[Stored data entries]
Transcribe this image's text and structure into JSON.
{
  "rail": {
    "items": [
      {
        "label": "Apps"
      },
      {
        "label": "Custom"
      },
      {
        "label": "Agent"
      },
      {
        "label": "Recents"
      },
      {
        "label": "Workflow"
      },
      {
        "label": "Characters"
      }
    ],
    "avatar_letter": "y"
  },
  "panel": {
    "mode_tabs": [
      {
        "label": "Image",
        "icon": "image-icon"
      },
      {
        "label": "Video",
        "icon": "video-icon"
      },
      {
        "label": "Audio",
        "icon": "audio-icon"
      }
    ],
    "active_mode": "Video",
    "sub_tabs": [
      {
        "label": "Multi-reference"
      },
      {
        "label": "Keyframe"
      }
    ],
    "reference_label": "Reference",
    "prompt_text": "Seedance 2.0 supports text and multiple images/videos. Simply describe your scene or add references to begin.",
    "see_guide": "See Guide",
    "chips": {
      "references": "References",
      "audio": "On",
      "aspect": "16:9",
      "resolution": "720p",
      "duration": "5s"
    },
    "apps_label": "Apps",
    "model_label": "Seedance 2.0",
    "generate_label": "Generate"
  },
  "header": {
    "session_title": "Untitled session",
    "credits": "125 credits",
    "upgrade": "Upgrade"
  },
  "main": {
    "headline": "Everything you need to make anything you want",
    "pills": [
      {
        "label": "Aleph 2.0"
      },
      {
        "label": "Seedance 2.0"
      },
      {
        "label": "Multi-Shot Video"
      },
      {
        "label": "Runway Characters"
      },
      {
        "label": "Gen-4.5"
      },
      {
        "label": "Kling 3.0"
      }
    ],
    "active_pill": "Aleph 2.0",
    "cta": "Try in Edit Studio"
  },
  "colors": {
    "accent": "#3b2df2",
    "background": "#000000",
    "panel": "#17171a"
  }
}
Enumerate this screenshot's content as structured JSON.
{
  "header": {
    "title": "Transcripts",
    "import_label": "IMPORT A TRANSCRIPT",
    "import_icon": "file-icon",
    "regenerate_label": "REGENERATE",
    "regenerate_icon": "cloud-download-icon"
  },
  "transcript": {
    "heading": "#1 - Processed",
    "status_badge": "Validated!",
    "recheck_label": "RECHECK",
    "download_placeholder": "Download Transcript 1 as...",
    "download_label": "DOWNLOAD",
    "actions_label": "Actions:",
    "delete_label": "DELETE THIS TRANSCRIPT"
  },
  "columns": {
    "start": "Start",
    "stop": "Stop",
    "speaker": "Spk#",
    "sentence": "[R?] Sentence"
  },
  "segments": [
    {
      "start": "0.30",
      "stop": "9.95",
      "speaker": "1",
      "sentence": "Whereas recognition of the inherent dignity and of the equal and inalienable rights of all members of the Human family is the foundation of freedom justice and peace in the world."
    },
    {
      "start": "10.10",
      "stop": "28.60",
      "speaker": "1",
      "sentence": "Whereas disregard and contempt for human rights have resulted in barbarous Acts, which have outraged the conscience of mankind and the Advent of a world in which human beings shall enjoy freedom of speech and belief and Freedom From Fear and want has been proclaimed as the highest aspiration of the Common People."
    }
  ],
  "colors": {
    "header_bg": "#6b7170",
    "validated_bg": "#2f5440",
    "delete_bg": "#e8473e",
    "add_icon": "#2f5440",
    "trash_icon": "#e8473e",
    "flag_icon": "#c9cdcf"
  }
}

• THE TASK: Set out the complete listing exactly as shown.

• OUTPUT OF THE TASK:
Transcribe this image's text and structure into JSON.
{
  "rail": {
    "items": [
      {
        "label": "Apps"
      },
      {
        "label": "Custom"
      },
      {
        "label": "Agent"
      },
      {
        "label": "Recents"
      },
      {
        "label": "Workflow"
      },
      {
        "label": "Characters"
      }
    ],
    "avatar_letter": "y"
  },
  "panel": {
    "mode_tabs": [
      {
        "label": "Image",
        "icon": "image-icon"
      },
      {
        "label": "Video",
        "icon": "video-icon"
      },
      {
        "label": "Audio",
        "icon": "audio-icon"
      }
    ],
    "active_mode": "Video",
    "sub_tabs": [
      {
        "label": "Multi-reference"
      },
      {
        "label": "Keyframe"
      }
    ],
    "reference_label": "Reference",
    "prompt_text": "Seedance 2.0 supports text and multiple images/videos. Simply describe your scene or add references to begin.",
    "see_guide": "See Guide",
    "chips": {
      "references": "References",
      "audio": "On",
      "aspect": "16:9",
      "resolution": "720p",
      "duration": "5s"
    },
    "apps_label": "Apps",
    "model_label": "Seedance 2.0",
    "generate_label": "Generate"
  },
  "header": {
    "session_title": "Untitled session",
    "credits": "125 credits",
    "upgrade": "Upgrade"
  },
  "main": {
    "headline": "Everything you need to make anything you want",
    "pills": [
      {
        "label": "Aleph 2.0"
      },
      {
        "label": "Seedance 2.0"
      },
      {
        "label": "Multi-Shot Video"
      },
      {
        "label": "Runway Characters"
      },
      {
        "label": "Gen-4.5"
      },
      {
        "label": "Kling 3.0"
      }
    ],
    "active_pill": "Aleph 2.0",
    "cta": "Try in Edit Studio"
  },
  "colors": {
    "accent": "#3b2df2",
    "background": "#000000",
    "panel": "#17171a"
  }
}
Enumerate this screenshot's content as structured JSON.
{
  "header": {
    "title": "Transcripts",
    "import_label": "IMPORT A TRANSCRIPT",
    "import_icon": "file-icon",
    "regenerate_label": "REGENERATE",
    "regenerate_icon": "cloud-download-icon"
  },
  "transcript": {
    "heading": "#1 - Processed",
    "status_badge": "Validated!",
    "recheck_label": "RECHECK",
    "download_placeholder": "Download Transcript 1 as...",
    "download_label": "DOWNLOAD",
    "actions_label": "Actions:",
    "delete_label": "DELETE THIS TRANSCRIPT"
  },
  "columns": {
    "start": "Start",
    "stop": "Stop",
    "speaker": "Spk#",
    "sentence": "[R?] Sentence"
  },
  "segments": [
    {
      "start": "0.30",
      "stop": "9.95",
      "speaker": "1",
      "sentence": "Whereas recognition of the inherent dignity and of the equal and inalienable rights of all members of the Human family is the foundation of freedom justice and peace in the world."
    },
    {
      "start": "10.10",
      "stop": "28.60",
      "speaker": "1",
      "sentence": "Whereas disregard and contempt for human rights have resulted in barbarous Acts, which have outraged the conscience of mankind and the Advent of a world in which human beings shall enjoy freedom of speech and belief and Freedom From Fear and want has been proclaimed as the highest aspiration of the Common People."
    }
  ],
  "colors": {
    "header_bg": "#6b7170",
    "validated_bg": "#2f5440",
    "delete_bg": "#e8473e",
    "add_icon": "#2f5440",
    "trash_icon": "#e8473e",
    "flag_icon": "#c9cdcf"
  }
}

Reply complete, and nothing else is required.